Start of Entries supplied
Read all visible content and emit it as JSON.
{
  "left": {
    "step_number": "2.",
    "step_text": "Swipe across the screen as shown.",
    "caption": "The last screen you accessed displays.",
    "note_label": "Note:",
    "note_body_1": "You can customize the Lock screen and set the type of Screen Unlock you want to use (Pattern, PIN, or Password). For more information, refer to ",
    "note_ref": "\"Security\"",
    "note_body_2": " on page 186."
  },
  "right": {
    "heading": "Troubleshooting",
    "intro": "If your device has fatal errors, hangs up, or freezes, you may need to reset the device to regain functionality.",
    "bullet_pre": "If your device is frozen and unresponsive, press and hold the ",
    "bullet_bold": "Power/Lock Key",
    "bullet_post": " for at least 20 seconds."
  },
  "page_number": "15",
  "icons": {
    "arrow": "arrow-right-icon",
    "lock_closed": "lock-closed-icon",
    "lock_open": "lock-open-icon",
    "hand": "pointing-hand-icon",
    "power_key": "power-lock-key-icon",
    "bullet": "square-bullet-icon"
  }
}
End of Entries supplied
**What the task asks:**
Return the whole listing exactly, with every line included.

**The completed task:**
Read all visible content and emit it as JSON.
{
  "left": {
    "step_number": "2.",
    "step_text": "Swipe across the screen as shown.",
    "caption": "The last screen you accessed displays.",
    "note_label": "Note:",
    "note_body_1": "You can customize the Lock screen and set the type of Screen Unlock you want to use (Pattern, PIN, or Password). For more information, refer to ",
    "note_ref": "\"Security\"",
    "note_body_2": " on page 186."
  },
  "right": {
    "heading": "Troubleshooting",
    "intro": "If your device has fatal errors, hangs up, or freezes, you may need to reset the device to regain functionality.",
    "bullet_pre": "If your device is frozen and unresponsive, press and hold the ",
    "bullet_bold": "Power/Lock Key",
    "bullet_post": " for at least 20 seconds."
  },
  "page_number": "15",
  "icons": {
    "arrow": "arrow-right-icon",
    "lock_closed": "lock-closed-icon",
    "lock_open": "lock-open-icon",
    "hand": "pointing-hand-icon",
    "power_key": "power-lock-key-icon",
    "bullet": "square-bullet-icon"
  }
}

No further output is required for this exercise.